◆ Task brief
Below is a listing to transcribe in full and exactly; keep the pictures out.

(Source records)
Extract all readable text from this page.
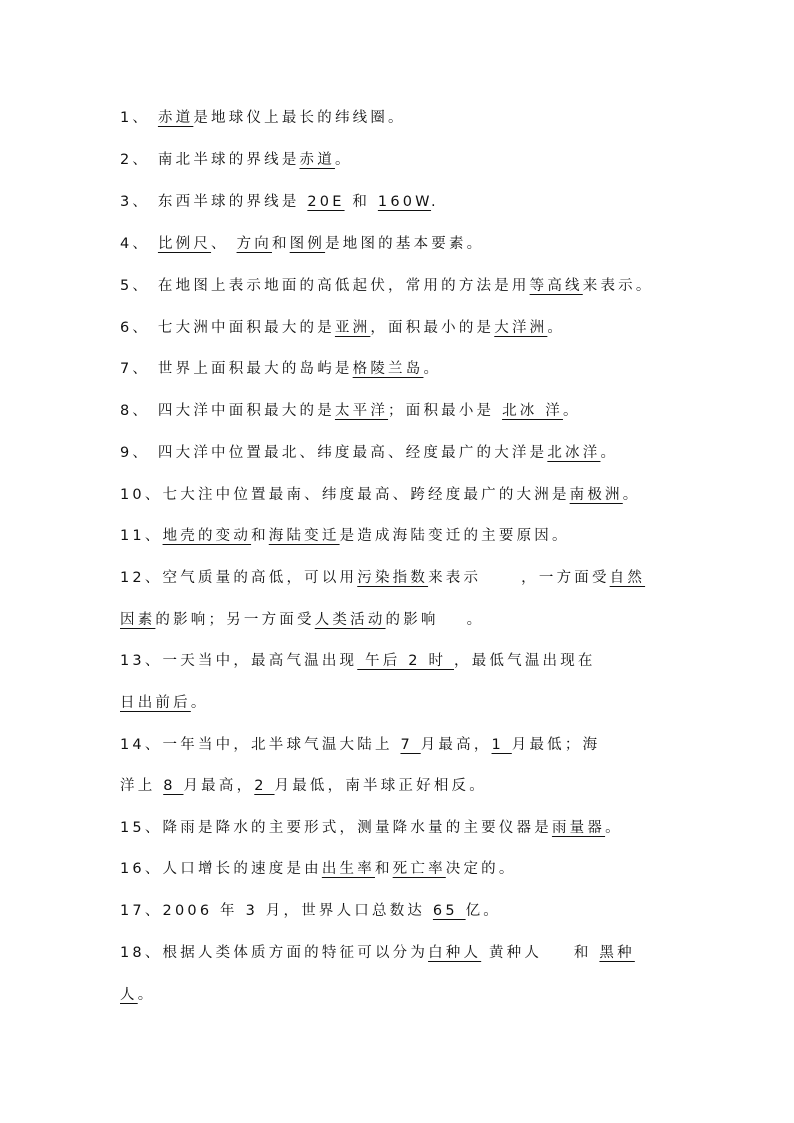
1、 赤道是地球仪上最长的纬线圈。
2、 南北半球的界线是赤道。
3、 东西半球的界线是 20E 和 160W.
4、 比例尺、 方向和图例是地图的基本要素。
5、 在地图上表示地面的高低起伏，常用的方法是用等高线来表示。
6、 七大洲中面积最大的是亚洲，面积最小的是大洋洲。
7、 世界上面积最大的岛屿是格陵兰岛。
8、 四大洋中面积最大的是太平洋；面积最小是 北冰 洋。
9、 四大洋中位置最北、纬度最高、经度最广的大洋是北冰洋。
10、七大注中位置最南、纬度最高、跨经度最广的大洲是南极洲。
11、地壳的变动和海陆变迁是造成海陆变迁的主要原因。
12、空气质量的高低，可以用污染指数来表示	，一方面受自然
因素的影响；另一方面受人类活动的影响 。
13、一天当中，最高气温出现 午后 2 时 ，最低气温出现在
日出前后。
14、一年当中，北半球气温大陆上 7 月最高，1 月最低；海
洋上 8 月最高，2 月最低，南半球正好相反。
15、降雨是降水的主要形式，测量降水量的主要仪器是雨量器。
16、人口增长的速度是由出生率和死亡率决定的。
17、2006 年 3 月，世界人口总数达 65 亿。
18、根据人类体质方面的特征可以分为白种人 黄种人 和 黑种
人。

◆ Written answer
Extract all readable text from this page.
1、 赤道是地球仪上最长的纬线圈。
2、 南北半球的界线是赤道。
3、 东西半球的界线是 20E 和 160W.
4、 比例尺、 方向和图例是地图的基本要素。
5、 在地图上表示地面的高低起伏，常用的方法是用等高线来表示。
6、 七大洲中面积最大的是亚洲，面积最小的是大洋洲。
7、 世界上面积最大的岛屿是格陵兰岛。
8、 四大洋中面积最大的是太平洋；面积最小是 北冰 洋。
9、 四大洋中位置最北、纬度最高、经度最广的大洋是北冰洋。
10、七大注中位置最南、纬度最高、跨经度最广的大洲是南极洲。
11、地壳的变动和海陆变迁是造成海陆变迁的主要原因。
12、空气质量的高低，可以用污染指数来表示	，一方面受自然
因素的影响；另一方面受人类活动的影响 。
13、一天当中，最高气温出现 午后 2 时 ，最低气温出现在
日出前后。
14、一年当中，北半球气温大陆上 7 月最高，1 月最低；海
洋上 8 月最高，2 月最低，南半球正好相反。
15、降雨是降水的主要形式，测量降水量的主要仪器是雨量器。
16、人口增长的速度是由出生率和死亡率决定的。
17、2006 年 3 月，世界人口总数达 65 亿。
18、根据人类体质方面的特征可以分为白种人 黄种人 和 黑种
人。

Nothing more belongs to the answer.